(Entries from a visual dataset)
**********
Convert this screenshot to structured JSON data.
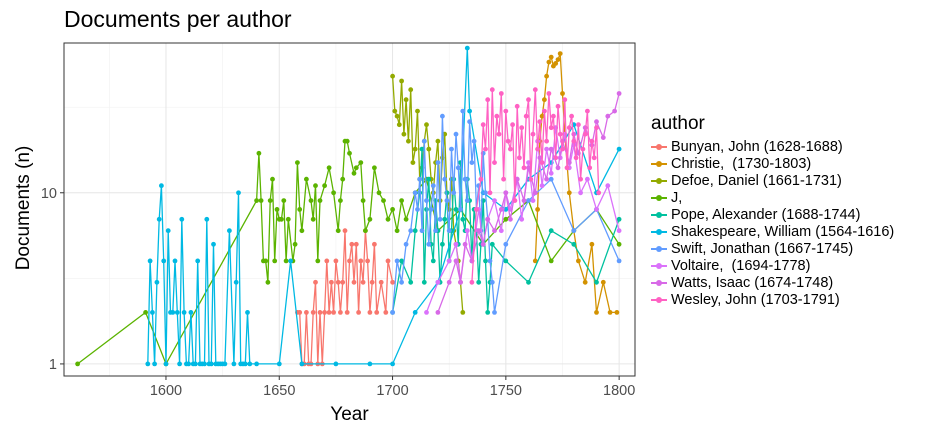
{
  "chart_data": {
    "type": "line",
    "title": "Documents per author",
    "xlabel": "Year",
    "ylabel": "Documents (n)",
    "xlim": [
      1555,
      1807
    ],
    "ylim": [
      0.85,
      75
    ],
    "y_scale": "log10",
    "x_ticks": [
      1600,
      1650,
      1700,
      1750,
      1800
    ],
    "y_ticks": [
      1,
      10
    ],
    "grid": true,
    "legend": {
      "title": "author",
      "position": "right"
    },
    "series": [
      {
        "name": "Bunyan, John (1628-1688)",
        "color": "#F8766D",
        "x": [
          1658,
          1659,
          1660,
          1661,
          1662,
          1663,
          1664,
          1665,
          1666,
          1667,
          1668,
          1669,
          1670,
          1671,
          1672,
          1673,
          1674,
          1675,
          1676,
          1677,
          1678,
          1679,
          1680,
          1681,
          1682,
          1683,
          1684,
          1685,
          1686,
          1687,
          1688,
          1689,
          1690,
          1691,
          1692,
          1693,
          1695,
          1697,
          1698,
          1700
        ],
        "y": [
          2,
          2,
          1,
          1,
          2,
          1,
          1,
          2,
          3,
          1,
          2,
          1,
          2,
          4,
          2,
          3,
          2,
          4,
          3,
          2,
          3,
          6,
          2,
          4,
          5,
          3,
          5,
          2,
          4,
          3,
          6,
          4,
          2,
          3,
          5,
          2,
          3,
          2,
          4,
          3
        ]
      },
      {
        "name": "Christie,  (1730-1803)",
        "color": "#D39200",
        "x": [
          1763,
          1764,
          1765,
          1766,
          1767,
          1768,
          1769,
          1770,
          1771,
          1772,
          1773,
          1774,
          1775,
          1776,
          1778,
          1780,
          1782,
          1785,
          1788,
          1790,
          1793,
          1796,
          1799
        ],
        "y": [
          4,
          8,
          20,
          28,
          35,
          48,
          58,
          62,
          55,
          57,
          60,
          65,
          38,
          22,
          10,
          6,
          4,
          3,
          5,
          2,
          3,
          2,
          2
        ]
      },
      {
        "name": "Defoe, Daniel (1661-1731)",
        "color": "#93AA00",
        "x": [
          1700,
          1701,
          1702,
          1703,
          1704,
          1705,
          1706,
          1707,
          1708,
          1709,
          1710,
          1711,
          1712,
          1713,
          1714,
          1715,
          1716,
          1717,
          1718,
          1719,
          1720,
          1721,
          1722,
          1723,
          1724,
          1725,
          1726,
          1727,
          1728,
          1729,
          1730,
          1731
        ],
        "y": [
          48,
          30,
          28,
          25,
          45,
          22,
          35,
          20,
          40,
          15,
          18,
          30,
          12,
          14,
          20,
          25,
          18,
          12,
          10,
          15,
          20,
          9,
          16,
          22,
          10,
          8,
          12,
          6,
          5,
          4,
          3,
          2
        ]
      },
      {
        "name": "J,",
        "color": "#5BB300",
        "x": [
          1561,
          1591,
          1600,
          1640,
          1641,
          1642,
          1643,
          1644,
          1645,
          1646,
          1647,
          1648,
          1649,
          1650,
          1651,
          1652,
          1653,
          1654,
          1656,
          1657,
          1658,
          1659,
          1660,
          1662,
          1664,
          1665,
          1666,
          1667,
          1668,
          1670,
          1672,
          1674,
          1676,
          1677,
          1678,
          1679,
          1680,
          1681,
          1683,
          1684,
          1686,
          1687,
          1688,
          1690,
          1692,
          1694,
          1696,
          1698,
          1700,
          1702,
          1704,
          1706,
          1710,
          1715,
          1720,
          1730,
          1740,
          1750,
          1760,
          1770,
          1780,
          1790,
          1800
        ],
        "y": [
          1,
          2,
          1,
          9,
          17,
          9,
          4,
          4,
          3,
          9,
          12,
          4,
          8,
          7,
          7,
          9,
          4,
          7,
          4,
          5,
          15,
          8,
          6,
          12,
          9,
          7,
          11,
          4,
          9,
          11,
          14,
          10,
          6,
          9,
          12,
          20,
          20,
          17,
          13,
          14,
          15,
          9,
          6,
          7,
          14,
          10,
          9,
          7,
          8,
          6,
          9,
          7,
          10,
          12,
          6,
          8,
          5,
          7,
          9,
          4,
          6,
          8,
          5
        ]
      },
      {
        "name": "Pope, Alexander (1688-1744)",
        "color": "#00C19F",
        "x": [
          1700,
          1704,
          1708,
          1710,
          1712,
          1713,
          1714,
          1715,
          1716,
          1717,
          1718,
          1719,
          1720,
          1721,
          1722,
          1723,
          1724,
          1725,
          1726,
          1727,
          1728,
          1729,
          1730,
          1731,
          1732,
          1733,
          1734,
          1735,
          1736,
          1737,
          1738,
          1739,
          1740,
          1741,
          1742,
          1743,
          1744,
          1750,
          1760,
          1770,
          1780,
          1790,
          1800
        ],
        "y": [
          2,
          4,
          3,
          6,
          10,
          18,
          3,
          8,
          12,
          5,
          4,
          9,
          6,
          3,
          5,
          7,
          10,
          4,
          6,
          12,
          8,
          5,
          15,
          7,
          6,
          12,
          9,
          4,
          8,
          6,
          3,
          5,
          9,
          4,
          2,
          3,
          5,
          4,
          3,
          6,
          5,
          3,
          7
        ]
      },
      {
        "name": "Shakespeare, William (1564-1616)",
        "color": "#00B9E3",
        "x": [
          1592,
          1593,
          1594,
          1595,
          1596,
          1597,
          1598,
          1599,
          1600,
          1601,
          1602,
          1603,
          1604,
          1605,
          1606,
          1607,
          1608,
          1609,
          1610,
          1611,
          1612,
          1613,
          1614,
          1615,
          1616,
          1617,
          1618,
          1619,
          1620,
          1621,
          1622,
          1623,
          1624,
          1625,
          1626,
          1628,
          1630,
          1631,
          1632,
          1633,
          1634,
          1635,
          1636,
          1637,
          1640,
          1650,
          1655,
          1660,
          1675,
          1690,
          1700,
          1710,
          1720,
          1730,
          1733,
          1734,
          1740,
          1750,
          1760,
          1770,
          1780,
          1790,
          1800
        ],
        "y": [
          1,
          4,
          2,
          1,
          3,
          7,
          11,
          4,
          1,
          6,
          2,
          2,
          4,
          2,
          1,
          7,
          2,
          1,
          1,
          2,
          1,
          1,
          4,
          1,
          1,
          1,
          7,
          1,
          1,
          5,
          1,
          1,
          1,
          1,
          1,
          6,
          1,
          3,
          10,
          1,
          1,
          1,
          2,
          1,
          1,
          1,
          4,
          1,
          1,
          1,
          1,
          2,
          3,
          8,
          70,
          30,
          10,
          8,
          12,
          15,
          25,
          10,
          18
        ]
      },
      {
        "name": "Swift, Jonathan (1667-1745)",
        "color": "#619CFF",
        "x": [
          1700,
          1702,
          1704,
          1706,
          1708,
          1710,
          1711,
          1712,
          1713,
          1714,
          1715,
          1716,
          1717,
          1718,
          1719,
          1720,
          1721,
          1722,
          1723,
          1724,
          1725,
          1726,
          1727,
          1728,
          1729,
          1730,
          1731,
          1732,
          1733,
          1734,
          1735,
          1736,
          1737,
          1738,
          1739,
          1740,
          1741,
          1742,
          1743,
          1744,
          1745,
          1750,
          1760,
          1770,
          1780,
          1790,
          1800
        ],
        "y": [
          2,
          4,
          3,
          5,
          6,
          10,
          8,
          12,
          6,
          20,
          9,
          5,
          8,
          11,
          6,
          15,
          7,
          28,
          12,
          9,
          6,
          18,
          10,
          22,
          14,
          8,
          30,
          12,
          9,
          26,
          15,
          20,
          8,
          11,
          6,
          17,
          10,
          7,
          4,
          3,
          2,
          5,
          9,
          12,
          6,
          8,
          4
        ]
      },
      {
        "name": "Voltaire,  (1694-1778)",
        "color": "#DB72FB",
        "x": [
          1715,
          1720,
          1725,
          1728,
          1730,
          1733,
          1735,
          1738,
          1740,
          1742,
          1745,
          1748,
          1750,
          1752,
          1755,
          1757,
          1760,
          1762,
          1764,
          1766,
          1768,
          1770,
          1772,
          1774,
          1776,
          1778,
          1780,
          1783,
          1786,
          1790,
          1795,
          1800
        ],
        "y": [
          2,
          3,
          4,
          5,
          3,
          6,
          4,
          8,
          5,
          7,
          9,
          6,
          10,
          8,
          12,
          7,
          15,
          9,
          20,
          11,
          18,
          13,
          24,
          16,
          22,
          14,
          19,
          10,
          12,
          8,
          11,
          6
        ]
      },
      {
        "name": "Watts, Isaac (1674-1748)",
        "color": "#D869E7",
        "x": [
          1720,
          1725,
          1728,
          1730,
          1732,
          1735,
          1738,
          1740,
          1742,
          1745,
          1748,
          1750,
          1752,
          1755,
          1758,
          1760,
          1763,
          1765,
          1768,
          1770,
          1773,
          1775,
          1778,
          1780,
          1782,
          1785,
          1788,
          1790,
          1793,
          1795,
          1798,
          1800
        ],
        "y": [
          2,
          3,
          4,
          3,
          5,
          4,
          6,
          5,
          7,
          6,
          8,
          10,
          7,
          12,
          9,
          14,
          10,
          16,
          12,
          18,
          14,
          20,
          15,
          22,
          17,
          24,
          19,
          26,
          21,
          28,
          30,
          38
        ]
      },
      {
        "name": "Wesley, John (1703-1791)",
        "color": "#FF61C3",
        "x": [
          1735,
          1737,
          1739,
          1740,
          1741,
          1742,
          1743,
          1744,
          1745,
          1746,
          1747,
          1748,
          1749,
          1750,
          1751,
          1752,
          1753,
          1754,
          1755,
          1756,
          1757,
          1758,
          1759,
          1760,
          1761,
          1762,
          1763,
          1764,
          1765,
          1766,
          1767,
          1768,
          1769,
          1770,
          1771,
          1772,
          1773,
          1774,
          1775,
          1776,
          1777,
          1778,
          1779,
          1780,
          1781,
          1782,
          1783,
          1784,
          1785,
          1786,
          1787,
          1788,
          1789,
          1790,
          1791
        ],
        "y": [
          3,
          8,
          12,
          25,
          18,
          35,
          10,
          40,
          15,
          28,
          22,
          38,
          12,
          30,
          20,
          18,
          25,
          9,
          32,
          16,
          24,
          14,
          28,
          35,
          12,
          22,
          40,
          18,
          26,
          15,
          30,
          20,
          38,
          24,
          28,
          16,
          32,
          22,
          18,
          35,
          14,
          24,
          28,
          20,
          16,
          25,
          12,
          18,
          22,
          30,
          14,
          20,
          16,
          24,
          10
        ]
      }
    ]
  }
}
**********
REQUIREMENTS —
Look through the lines above and collect those with the word "Documents".

RESULT FOR THIS TASK —
    "title": "Documents per author",
    "ylabel": "Documents (n)",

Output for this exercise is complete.